[Figure collection entries]
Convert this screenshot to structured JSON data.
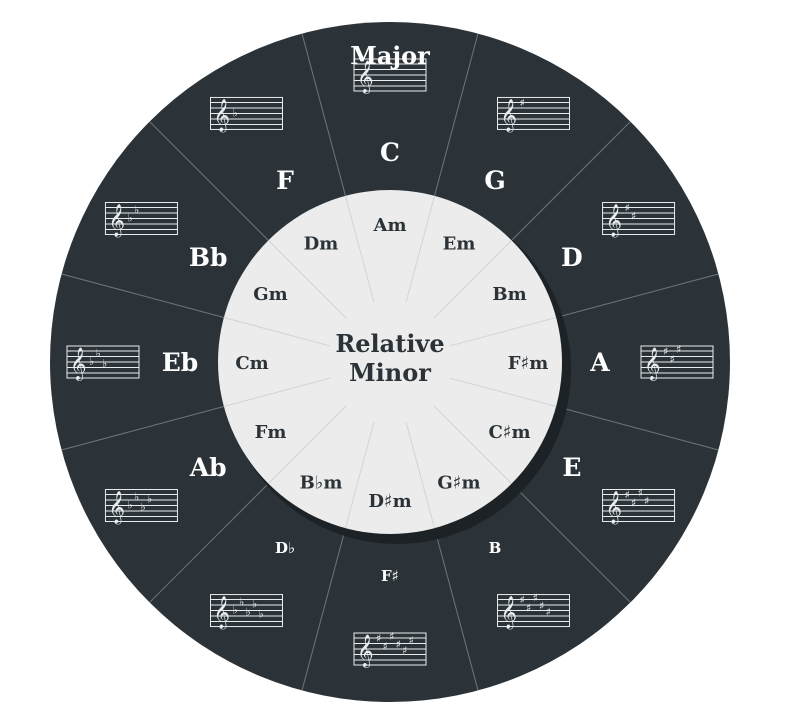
{
  "colors": {
    "outer_ring": "#2b3338",
    "inner_circle": "#ececec",
    "spoke": "#6d767a",
    "staff": "#e9ecee",
    "major_text": "#ffffff",
    "minor_text": "#2b3338"
  },
  "outer_title": "Major",
  "center_label": [
    "Relative",
    "Minor"
  ],
  "keys": [
    {
      "major": "C",
      "minor": "Am",
      "accidental": "none",
      "count": 0
    },
    {
      "major": "G",
      "minor": "Em",
      "accidental": "sharp",
      "count": 1
    },
    {
      "major": "D",
      "minor": "Bm",
      "accidental": "sharp",
      "count": 2
    },
    {
      "major": "A",
      "minor": "F♯m",
      "accidental": "sharp",
      "count": 3
    },
    {
      "major": "E",
      "minor": "C♯m",
      "accidental": "sharp",
      "count": 4
    },
    {
      "major": "B",
      "minor": "G♯m",
      "accidental": "sharp",
      "count": 5
    },
    {
      "major": "F♯",
      "minor": "D♯m",
      "accidental": "sharp",
      "count": 6
    },
    {
      "major": "D♭",
      "minor": "B♭m",
      "accidental": "flat",
      "count": 5
    },
    {
      "major": "Ab",
      "minor": "Fm",
      "accidental": "flat",
      "count": 4
    },
    {
      "major": "Eb",
      "minor": "Cm",
      "accidental": "flat",
      "count": 3
    },
    {
      "major": "Bb",
      "minor": "Gm",
      "accidental": "flat",
      "count": 2
    },
    {
      "major": "F",
      "minor": "Dm",
      "accidental": "flat",
      "count": 1
    }
  ],
  "icons": {
    "staff": "treble-clef-staff-icon"
  }
}
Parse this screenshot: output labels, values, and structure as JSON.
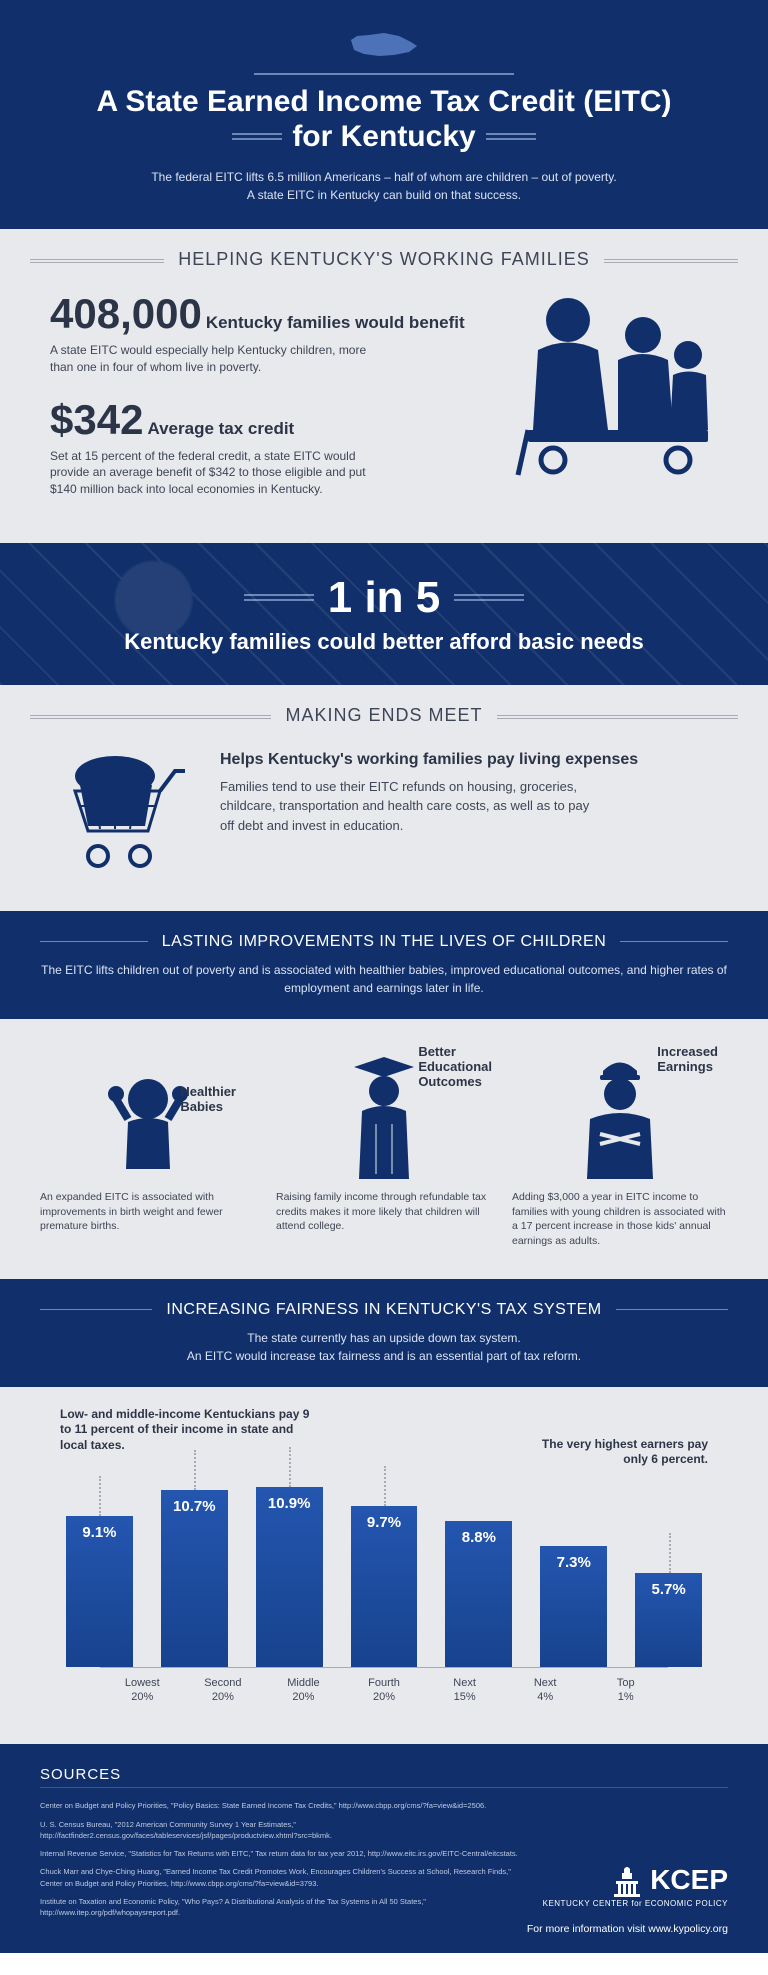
{
  "header": {
    "title_l1": "A State Earned Income Tax Credit (EITC)",
    "title_l2": "for Kentucky",
    "intro": "The federal EITC lifts 6.5 million Americans – half of whom are children – out of poverty.\nA state EITC in Kentucky can build on that success."
  },
  "sec1": {
    "title": "HELPING KENTUCKY'S WORKING FAMILIES",
    "stat1_num": "408,000",
    "stat1_label": "Kentucky families would benefit",
    "stat1_body": "A state EITC would especially help Kentucky children, more than one in four of whom live in poverty.",
    "stat2_num": "$342",
    "stat2_label": "Average tax credit",
    "stat2_body": "Set at 15 percent of the federal credit, a state EITC would provide an average benefit of $342 to those eligible and put $140 million back into local economies in Kentucky."
  },
  "banner": {
    "big": "1 in 5",
    "sub": "Kentucky families could better afford basic needs"
  },
  "sec2": {
    "title": "MAKING ENDS MEET",
    "heading": "Helps Kentucky's working families pay living expenses",
    "body": "Families tend to use their EITC refunds on housing, groceries, childcare, transportation and health care costs, as well as to pay off debt and invest in education."
  },
  "sec3": {
    "title": "LASTING IMPROVEMENTS IN THE LIVES OF CHILDREN",
    "intro": "The EITC lifts children out of poverty and is associated with healthier babies, improved educational outcomes, and higher rates of employment and earnings later in life.",
    "cols": [
      {
        "h": "Healthier\nBabies",
        "p": "An expanded EITC is associated with improvements in birth weight and fewer premature births."
      },
      {
        "h": "Better\nEducational\nOutcomes",
        "p": "Raising family income through refundable tax credits makes it more likely that children will attend college."
      },
      {
        "h": "Increased\nEarnings",
        "p": "Adding $3,000 a year in EITC income to families with young children is associated with a 17 percent increase in those kids' annual earnings as adults."
      }
    ]
  },
  "sec4": {
    "title": "INCREASING FAIRNESS IN KENTUCKY'S TAX SYSTEM",
    "intro": "The state currently has an upside down tax system.\nAn EITC would increase tax fairness and is an essential part of tax reform.",
    "note_left": "Low- and middle-income Kentuckians pay 9 to 11 percent of their income in state and local taxes.",
    "note_right": "The very highest earners pay only 6 percent.",
    "chart": {
      "type": "bar",
      "ylim": 11.5,
      "bar_color": "#17428d",
      "background_color": "#e8e9ec",
      "categories": [
        "Lowest\n20%",
        "Second\n20%",
        "Middle\n20%",
        "Fourth\n20%",
        "Next\n15%",
        "Next\n4%",
        "Top\n1%"
      ],
      "values": [
        9.1,
        10.7,
        10.9,
        9.7,
        8.8,
        7.3,
        5.7
      ],
      "labels": [
        "9.1%",
        "10.7%",
        "10.9%",
        "9.7%",
        "8.8%",
        "7.3%",
        "5.7%"
      ],
      "dots_on": [
        0,
        1,
        2,
        3,
        6
      ]
    }
  },
  "sources": {
    "title": "SOURCES",
    "items": [
      "Center on Budget and Policy Priorities, \"Policy Basics: State Earned Income Tax Credits,\" http://www.cbpp.org/cms/?fa=view&id=2506.",
      "U. S. Census Bureau, \"2012 American Community Survey 1 Year Estimates,\" http://factfinder2.census.gov/faces/tableservices/jsf/pages/productview.xhtml?src=bkmk.",
      "Internal Revenue Service, \"Statistics for Tax Returns with EITC,\" Tax return data for tax year 2012, http://www.eitc.irs.gov/EITC-Central/eitcstats.",
      "Chuck Marr and Chye-Ching Huang, \"Earned Income Tax Credit Promotes Work, Encourages Children's Success at School, Research Finds,\" Center on Budget and Policy Priorities, http://www.cbpp.org/cms/?fa=view&id=3793.",
      "Institute on Taxation and Economic Policy, \"Who Pays? A Distributional Analysis of the Tax Systems in All 50 States,\" http://www.itep.org/pdf/whopaysreport.pdf."
    ],
    "org": "KCEP",
    "org_sub": "KENTUCKY CENTER for ECONOMIC POLICY",
    "more": "For more information visit www.kypolicy.org"
  }
}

> **What the task requires**
Transcribe every line in the entries above, taking out only the images.

> **Answer to the exercise**
Convert this screenshot to structured JSON data.
{
  "colors": {
    "outer_ring": "#2b3338",
    "inner_circle": "#ececec",
    "spoke": "#6d767a",
    "staff": "#e9ecee",
    "major_text": "#ffffff",
    "minor_text": "#2b3338"
  },
  "outer_title": "Major",
  "center_label": [
    "Relative",
    "Minor"
  ],
  "keys": [
    {
      "major": "C",
      "minor": "Am",
      "accidental": "none",
      "count": 0
    },
    {
      "major": "G",
      "minor": "Em",
      "accidental": "sharp",
      "count": 1
    },
    {
      "major": "D",
      "minor": "Bm",
      "accidental": "sharp",
      "count": 2
    },
    {
      "major": "A",
      "minor": "F♯m",
      "accidental": "sharp",
      "count": 3
    },
    {
      "major": "E",
      "minor": "C♯m",
      "accidental": "sharp",
      "count": 4
    },
    {
      "major": "B",
      "minor": "G♯m",
      "accidental": "sharp",
      "count": 5
    },
    {
      "major": "F♯",
      "minor": "D♯m",
      "accidental": "sharp",
      "count": 6
    },
    {
      "major": "D♭",
      "minor": "B♭m",
      "accidental": "flat",
      "count": 5
    },
    {
      "major": "Ab",
      "minor": "Fm",
      "accidental": "flat",
      "count": 4
    },
    {
      "major": "Eb",
      "minor": "Cm",
      "accidental": "flat",
      "count": 3
    },
    {
      "major": "Bb",
      "minor": "Gm",
      "accidental": "flat",
      "count": 2
    },
    {
      "major": "F",
      "minor": "Dm",
      "accidental": "flat",
      "count": 1
    }
  ],
  "icons": {
    "staff": "treble-clef-staff-icon"
  }
}
Parse this screenshot: output labels, values, and structure as JSON.
{
  "header": {
    "title_l1": "A State Earned Income Tax Credit (EITC)",
    "title_l2": "for Kentucky",
    "intro": "The federal EITC lifts 6.5 million Americans – half of whom are children – out of poverty.\nA state EITC in Kentucky can build on that success."
  },
  "sec1": {
    "title": "HELPING KENTUCKY'S WORKING FAMILIES",
    "stat1_num": "408,000",
    "stat1_label": "Kentucky families would benefit",
    "stat1_body": "A state EITC would especially help Kentucky children, more than one in four of whom live in poverty.",
    "stat2_num": "$342",
    "stat2_label": "Average tax credit",
    "stat2_body": "Set at 15 percent of the federal credit, a state EITC would provide an average benefit of $342 to those eligible and put $140 million back into local economies in Kentucky."
  },
  "banner": {
    "big": "1 in 5",
    "sub": "Kentucky families could better afford basic needs"
  },
  "sec2": {
    "title": "MAKING ENDS MEET",
    "heading": "Helps Kentucky's working families pay living expenses",
    "body": "Families tend to use their EITC refunds on housing, groceries, childcare, transportation and health care costs, as well as to pay off debt and invest in education."
  },
  "sec3": {
    "title": "LASTING IMPROVEMENTS IN THE LIVES OF CHILDREN",
    "intro": "The EITC lifts children out of poverty and is associated with healthier babies, improved educational outcomes, and higher rates of employment and earnings later in life.",
    "cols": [
      {
        "h": "Healthier\nBabies",
        "p": "An expanded EITC is associated with improvements in birth weight and fewer premature births."
      },
      {
        "h": "Better\nEducational\nOutcomes",
        "p": "Raising family income through refundable tax credits makes it more likely that children will attend college."
      },
      {
        "h": "Increased\nEarnings",
        "p": "Adding $3,000 a year in EITC income to families with young children is associated with a 17 percent increase in those kids' annual earnings as adults."
      }
    ]
  },
  "sec4": {
    "title": "INCREASING FAIRNESS IN KENTUCKY'S TAX SYSTEM",
    "intro": "The state currently has an upside down tax system.\nAn EITC would increase tax fairness and is an essential part of tax reform.",
    "note_left": "Low- and middle-income Kentuckians pay 9 to 11 percent of their income in state and local taxes.",
    "note_right": "The very highest earners pay only 6 percent.",
    "chart": {
      "type": "bar",
      "ylim": 11.5,
      "bar_color": "#17428d",
      "background_color": "#e8e9ec",
      "categories": [
        "Lowest\n20%",
        "Second\n20%",
        "Middle\n20%",
        "Fourth\n20%",
        "Next\n15%",
        "Next\n4%",
        "Top\n1%"
      ],
      "values": [
        9.1,
        10.7,
        10.9,
        9.7,
        8.8,
        7.3,
        5.7
      ],
      "labels": [
        "9.1%",
        "10.7%",
        "10.9%",
        "9.7%",
        "8.8%",
        "7.3%",
        "5.7%"
      ],
      "dots_on": [
        0,
        1,
        2,
        3,
        6
      ]
    }
  },
  "sources": {
    "title": "SOURCES",
    "items": [
      "Center on Budget and Policy Priorities, \"Policy Basics: State Earned Income Tax Credits,\" http://www.cbpp.org/cms/?fa=view&id=2506.",
      "U. S. Census Bureau, \"2012 American Community Survey 1 Year Estimates,\" http://factfinder2.census.gov/faces/tableservices/jsf/pages/productview.xhtml?src=bkmk.",
      "Internal Revenue Service, \"Statistics for Tax Returns with EITC,\" Tax return data for tax year 2012, http://www.eitc.irs.gov/EITC-Central/eitcstats.",
      "Chuck Marr and Chye-Ching Huang, \"Earned Income Tax Credit Promotes Work, Encourages Children's Success at School, Research Finds,\" Center on Budget and Policy Priorities, http://www.cbpp.org/cms/?fa=view&id=3793.",
      "Institute on Taxation and Economic Policy, \"Who Pays? A Distributional Analysis of the Tax Systems in All 50 States,\" http://www.itep.org/pdf/whopaysreport.pdf."
    ],
    "org": "KCEP",
    "org_sub": "KENTUCKY CENTER for ECONOMIC POLICY",
    "more": "For more information visit www.kypolicy.org"
  }
}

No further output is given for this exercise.